→ **REQUEST**
Present the following entries again, word for word and in full.
** start DATA IN THIS EXERCISE **
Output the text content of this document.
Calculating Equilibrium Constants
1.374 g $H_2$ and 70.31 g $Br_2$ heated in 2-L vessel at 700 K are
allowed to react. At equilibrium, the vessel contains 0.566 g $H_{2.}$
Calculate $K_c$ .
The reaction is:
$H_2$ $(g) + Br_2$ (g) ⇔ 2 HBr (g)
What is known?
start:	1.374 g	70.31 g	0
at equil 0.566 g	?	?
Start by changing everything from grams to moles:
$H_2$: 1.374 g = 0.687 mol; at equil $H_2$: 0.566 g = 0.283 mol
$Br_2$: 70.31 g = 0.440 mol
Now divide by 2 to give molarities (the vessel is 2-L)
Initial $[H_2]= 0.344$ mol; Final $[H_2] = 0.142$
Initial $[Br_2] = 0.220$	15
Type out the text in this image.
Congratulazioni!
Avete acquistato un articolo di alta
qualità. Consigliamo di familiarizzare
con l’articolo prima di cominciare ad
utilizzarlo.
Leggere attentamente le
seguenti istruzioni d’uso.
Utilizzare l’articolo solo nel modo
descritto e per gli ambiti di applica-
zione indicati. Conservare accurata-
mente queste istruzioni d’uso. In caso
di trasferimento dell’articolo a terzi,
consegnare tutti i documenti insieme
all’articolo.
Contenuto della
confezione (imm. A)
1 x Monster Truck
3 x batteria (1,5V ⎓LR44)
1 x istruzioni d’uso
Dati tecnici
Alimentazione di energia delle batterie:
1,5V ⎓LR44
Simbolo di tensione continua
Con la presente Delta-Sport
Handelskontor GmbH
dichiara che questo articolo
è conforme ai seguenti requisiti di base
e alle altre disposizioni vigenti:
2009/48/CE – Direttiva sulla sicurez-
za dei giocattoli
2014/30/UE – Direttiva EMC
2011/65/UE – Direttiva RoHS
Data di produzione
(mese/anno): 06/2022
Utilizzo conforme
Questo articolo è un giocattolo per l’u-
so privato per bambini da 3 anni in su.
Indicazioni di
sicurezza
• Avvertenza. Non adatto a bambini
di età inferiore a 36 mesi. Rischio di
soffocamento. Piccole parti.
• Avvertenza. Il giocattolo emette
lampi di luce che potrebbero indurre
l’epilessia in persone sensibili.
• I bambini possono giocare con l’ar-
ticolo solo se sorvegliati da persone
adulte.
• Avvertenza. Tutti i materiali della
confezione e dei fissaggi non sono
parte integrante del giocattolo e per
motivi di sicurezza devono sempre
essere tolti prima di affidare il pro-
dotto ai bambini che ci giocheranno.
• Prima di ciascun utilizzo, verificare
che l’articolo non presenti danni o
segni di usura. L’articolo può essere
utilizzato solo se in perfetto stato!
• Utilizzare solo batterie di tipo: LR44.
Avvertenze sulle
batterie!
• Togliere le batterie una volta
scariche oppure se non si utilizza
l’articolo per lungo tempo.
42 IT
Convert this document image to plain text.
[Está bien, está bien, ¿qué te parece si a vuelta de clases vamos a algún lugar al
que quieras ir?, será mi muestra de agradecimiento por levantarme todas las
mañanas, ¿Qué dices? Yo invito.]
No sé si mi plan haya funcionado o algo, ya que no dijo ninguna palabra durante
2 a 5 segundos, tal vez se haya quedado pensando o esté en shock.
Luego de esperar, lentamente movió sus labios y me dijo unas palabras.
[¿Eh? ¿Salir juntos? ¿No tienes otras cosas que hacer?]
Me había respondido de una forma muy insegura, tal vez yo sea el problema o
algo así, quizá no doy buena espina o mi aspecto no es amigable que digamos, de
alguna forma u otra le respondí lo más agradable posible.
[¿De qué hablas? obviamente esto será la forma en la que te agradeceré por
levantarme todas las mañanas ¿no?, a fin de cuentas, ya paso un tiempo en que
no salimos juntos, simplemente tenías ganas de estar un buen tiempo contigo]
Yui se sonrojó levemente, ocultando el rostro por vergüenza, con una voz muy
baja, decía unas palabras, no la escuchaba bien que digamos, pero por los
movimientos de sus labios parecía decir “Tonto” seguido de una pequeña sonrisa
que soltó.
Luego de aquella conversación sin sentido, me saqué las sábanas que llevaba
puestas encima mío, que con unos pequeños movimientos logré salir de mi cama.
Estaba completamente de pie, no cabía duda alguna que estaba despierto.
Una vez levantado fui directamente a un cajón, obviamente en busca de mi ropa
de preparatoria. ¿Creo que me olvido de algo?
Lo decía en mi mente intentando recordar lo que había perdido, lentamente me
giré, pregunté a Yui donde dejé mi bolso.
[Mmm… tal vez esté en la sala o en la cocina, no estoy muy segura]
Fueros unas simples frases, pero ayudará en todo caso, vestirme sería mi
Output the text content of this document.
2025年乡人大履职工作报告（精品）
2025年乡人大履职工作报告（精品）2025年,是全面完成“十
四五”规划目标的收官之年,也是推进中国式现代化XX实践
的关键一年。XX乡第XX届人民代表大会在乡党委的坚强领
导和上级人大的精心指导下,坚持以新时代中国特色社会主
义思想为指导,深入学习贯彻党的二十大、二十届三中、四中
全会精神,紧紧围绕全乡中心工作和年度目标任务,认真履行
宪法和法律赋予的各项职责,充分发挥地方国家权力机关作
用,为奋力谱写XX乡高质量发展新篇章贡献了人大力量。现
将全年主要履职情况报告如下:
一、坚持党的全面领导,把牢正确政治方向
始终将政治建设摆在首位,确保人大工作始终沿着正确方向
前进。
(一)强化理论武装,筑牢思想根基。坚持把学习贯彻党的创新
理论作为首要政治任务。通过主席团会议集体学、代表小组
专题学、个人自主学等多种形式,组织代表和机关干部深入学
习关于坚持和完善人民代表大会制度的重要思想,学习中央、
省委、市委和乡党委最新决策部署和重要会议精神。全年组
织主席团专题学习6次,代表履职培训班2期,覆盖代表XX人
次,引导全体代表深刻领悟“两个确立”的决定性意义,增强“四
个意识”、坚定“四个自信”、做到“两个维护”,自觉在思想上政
** end DATA IN THIS EXERCISE **
→ **FINISHED ANSWER**
Output the text content of this document.
Calculating Equilibrium Constants
1.374 g $H_2$ and 70.31 g $Br_2$ heated in 2-L vessel at 700 K are
allowed to react. At equilibrium, the vessel contains 0.566 g $H_{2.}$
Calculate $K_c$ .
The reaction is:
$H_2$ $(g) + Br_2$ (g) ⇔ 2 HBr (g)
What is known?
start:	1.374 g	70.31 g	0
at equil 0.566 g	?	?
Start by changing everything from grams to moles:
$H_2$: 1.374 g = 0.687 mol; at equil $H_2$: 0.566 g = 0.283 mol
$Br_2$: 70.31 g = 0.440 mol
Now divide by 2 to give molarities (the vessel is 2-L)
Initial $[H_2]= 0.344$ mol; Final $[H_2] = 0.142$
Initial $[Br_2] = 0.220$	15
Type out the text in this image.
Congratulazioni!
Avete acquistato un articolo di alta
qualità. Consigliamo di familiarizzare
con l’articolo prima di cominciare ad
utilizzarlo.
Leggere attentamente le
seguenti istruzioni d’uso.
Utilizzare l’articolo solo nel modo
descritto e per gli ambiti di applica-
zione indicati. Conservare accurata-
mente queste istruzioni d’uso. In caso
di trasferimento dell’articolo a terzi,
consegnare tutti i documenti insieme
all’articolo.
Contenuto della
confezione (imm. A)
1 x Monster Truck
3 x batteria (1,5V ⎓LR44)
1 x istruzioni d’uso
Dati tecnici
Alimentazione di energia delle batterie:
1,5V ⎓LR44
Simbolo di tensione continua
Con la presente Delta-Sport
Handelskontor GmbH
dichiara che questo articolo
è conforme ai seguenti requisiti di base
e alle altre disposizioni vigenti:
2009/48/CE – Direttiva sulla sicurez-
za dei giocattoli
2014/30/UE – Direttiva EMC
2011/65/UE – Direttiva RoHS
Data di produzione
(mese/anno): 06/2022
Utilizzo conforme
Questo articolo è un giocattolo per l’u-
so privato per bambini da 3 anni in su.
Indicazioni di
sicurezza
• Avvertenza. Non adatto a bambini
di età inferiore a 36 mesi. Rischio di
soffocamento. Piccole parti.
• Avvertenza. Il giocattolo emette
lampi di luce che potrebbero indurre
l’epilessia in persone sensibili.
• I bambini possono giocare con l’ar-
ticolo solo se sorvegliati da persone
adulte.
• Avvertenza. Tutti i materiali della
confezione e dei fissaggi non sono
parte integrante del giocattolo e per
motivi di sicurezza devono sempre
essere tolti prima di affidare il pro-
dotto ai bambini che ci giocheranno.
• Prima di ciascun utilizzo, verificare
che l’articolo non presenti danni o
segni di usura. L’articolo può essere
utilizzato solo se in perfetto stato!
• Utilizzare solo batterie di tipo: LR44.
Avvertenze sulle
batterie!
• Togliere le batterie una volta
scariche oppure se non si utilizza
l’articolo per lungo tempo.
42 IT
Convert this document image to plain text.
[Está bien, está bien, ¿qué te parece si a vuelta de clases vamos a algún lugar al
que quieras ir?, será mi muestra de agradecimiento por levantarme todas las
mañanas, ¿Qué dices? Yo invito.]
No sé si mi plan haya funcionado o algo, ya que no dijo ninguna palabra durante
2 a 5 segundos, tal vez se haya quedado pensando o esté en shock.
Luego de esperar, lentamente movió sus labios y me dijo unas palabras.
[¿Eh? ¿Salir juntos? ¿No tienes otras cosas que hacer?]
Me había respondido de una forma muy insegura, tal vez yo sea el problema o
algo así, quizá no doy buena espina o mi aspecto no es amigable que digamos, de
alguna forma u otra le respondí lo más agradable posible.
[¿De qué hablas? obviamente esto será la forma en la que te agradeceré por
levantarme todas las mañanas ¿no?, a fin de cuentas, ya paso un tiempo en que
no salimos juntos, simplemente tenías ganas de estar un buen tiempo contigo]
Yui se sonrojó levemente, ocultando el rostro por vergüenza, con una voz muy
baja, decía unas palabras, no la escuchaba bien que digamos, pero por los
movimientos de sus labios parecía decir “Tonto” seguido de una pequeña sonrisa
que soltó.
Luego de aquella conversación sin sentido, me saqué las sábanas que llevaba
puestas encima mío, que con unos pequeños movimientos logré salir de mi cama.
Estaba completamente de pie, no cabía duda alguna que estaba despierto.
Una vez levantado fui directamente a un cajón, obviamente en busca de mi ropa
de preparatoria. ¿Creo que me olvido de algo?
Lo decía en mi mente intentando recordar lo que había perdido, lentamente me
giré, pregunté a Yui donde dejé mi bolso.
[Mmm… tal vez esté en la sala o en la cocina, no estoy muy segura]
Fueros unas simples frases, pero ayudará en todo caso, vestirme sería mi
Output the text content of this document.
2025年乡人大履职工作报告（精品）
2025年乡人大履职工作报告（精品）2025年,是全面完成“十
四五”规划目标的收官之年,也是推进中国式现代化XX实践
的关键一年。XX乡第XX届人民代表大会在乡党委的坚强领
导和上级人大的精心指导下,坚持以新时代中国特色社会主
义思想为指导,深入学习贯彻党的二十大、二十届三中、四中
全会精神,紧紧围绕全乡中心工作和年度目标任务,认真履行
宪法和法律赋予的各项职责,充分发挥地方国家权力机关作
用,为奋力谱写XX乡高质量发展新篇章贡献了人大力量。现
将全年主要履职情况报告如下:
一、坚持党的全面领导,把牢正确政治方向
始终将政治建设摆在首位,确保人大工作始终沿着正确方向
前进。
(一)强化理论武装,筑牢思想根基。坚持把学习贯彻党的创新
理论作为首要政治任务。通过主席团会议集体学、代表小组
专题学、个人自主学等多种形式,组织代表和机关干部深入学
习关于坚持和完善人民代表大会制度的重要思想,学习中央、
省委、市委和乡党委最新决策部署和重要会议精神。全年组
织主席团专题学习6次,代表履职培训班2期,覆盖代表XX人
次,引导全体代表深刻领悟“两个确立”的决定性意义,增强“四
个意识”、坚定“四个自信”、做到“两个维护”,自觉在思想上政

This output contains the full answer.